## THE PROBLEM
Only the pictures are left out: repeat the rest of the entries exactly.

## DATASET RECORDS
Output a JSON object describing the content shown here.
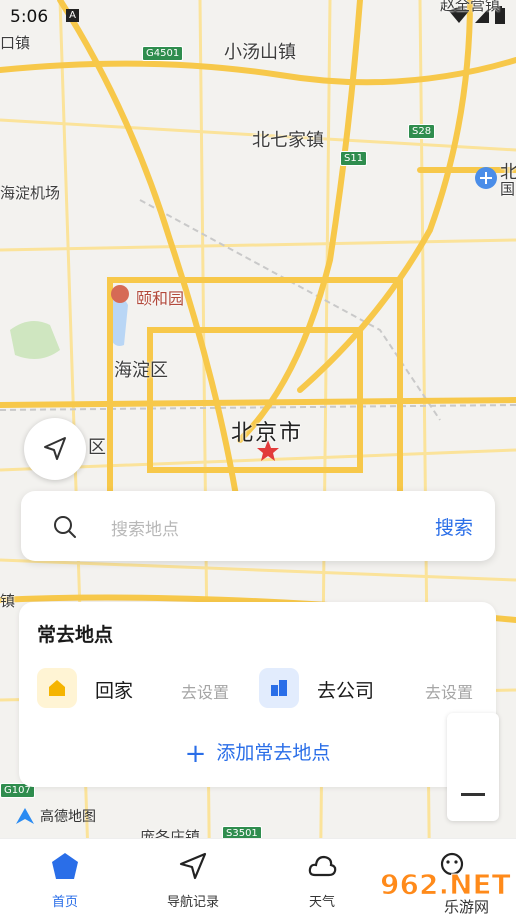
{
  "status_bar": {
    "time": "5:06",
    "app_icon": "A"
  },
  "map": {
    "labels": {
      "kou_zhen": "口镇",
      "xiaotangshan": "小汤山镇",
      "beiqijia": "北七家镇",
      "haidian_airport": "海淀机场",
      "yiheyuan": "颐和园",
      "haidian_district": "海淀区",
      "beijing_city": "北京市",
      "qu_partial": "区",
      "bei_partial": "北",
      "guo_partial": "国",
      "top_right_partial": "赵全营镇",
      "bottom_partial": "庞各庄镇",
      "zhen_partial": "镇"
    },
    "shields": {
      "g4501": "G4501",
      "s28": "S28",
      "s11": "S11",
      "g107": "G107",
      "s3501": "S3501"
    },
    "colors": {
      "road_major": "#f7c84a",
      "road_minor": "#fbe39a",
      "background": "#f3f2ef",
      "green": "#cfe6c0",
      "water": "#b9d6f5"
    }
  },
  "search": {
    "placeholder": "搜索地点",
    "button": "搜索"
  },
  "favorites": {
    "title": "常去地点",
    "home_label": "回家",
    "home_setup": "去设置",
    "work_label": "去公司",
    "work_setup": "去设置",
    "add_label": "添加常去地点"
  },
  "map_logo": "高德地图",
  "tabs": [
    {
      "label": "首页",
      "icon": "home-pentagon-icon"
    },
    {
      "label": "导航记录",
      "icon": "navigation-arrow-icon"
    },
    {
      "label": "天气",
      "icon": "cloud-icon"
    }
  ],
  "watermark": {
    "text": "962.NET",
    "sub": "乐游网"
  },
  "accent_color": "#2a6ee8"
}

## RESULT
Output a JSON object describing the content shown here.
{
  "status_bar": {
    "time": "5:06",
    "app_icon": "A"
  },
  "map": {
    "labels": {
      "kou_zhen": "口镇",
      "xiaotangshan": "小汤山镇",
      "beiqijia": "北七家镇",
      "haidian_airport": "海淀机场",
      "yiheyuan": "颐和园",
      "haidian_district": "海淀区",
      "beijing_city": "北京市",
      "qu_partial": "区",
      "bei_partial": "北",
      "guo_partial": "国",
      "top_right_partial": "赵全营镇",
      "bottom_partial": "庞各庄镇",
      "zhen_partial": "镇"
    },
    "shields": {
      "g4501": "G4501",
      "s28": "S28",
      "s11": "S11",
      "g107": "G107",
      "s3501": "S3501"
    },
    "colors": {
      "road_major": "#f7c84a",
      "road_minor": "#fbe39a",
      "background": "#f3f2ef",
      "green": "#cfe6c0",
      "water": "#b9d6f5"
    }
  },
  "search": {
    "placeholder": "搜索地点",
    "button": "搜索"
  },
  "favorites": {
    "title": "常去地点",
    "home_label": "回家",
    "home_setup": "去设置",
    "work_label": "去公司",
    "work_setup": "去设置",
    "add_label": "添加常去地点"
  },
  "map_logo": "高德地图",
  "tabs": [
    {
      "label": "首页",
      "icon": "home-pentagon-icon"
    },
    {
      "label": "导航记录",
      "icon": "navigation-arrow-icon"
    },
    {
      "label": "天气",
      "icon": "cloud-icon"
    }
  ],
  "watermark": {
    "text": "962.NET",
    "sub": "乐游网"
  },
  "accent_color": "#2a6ee8"
}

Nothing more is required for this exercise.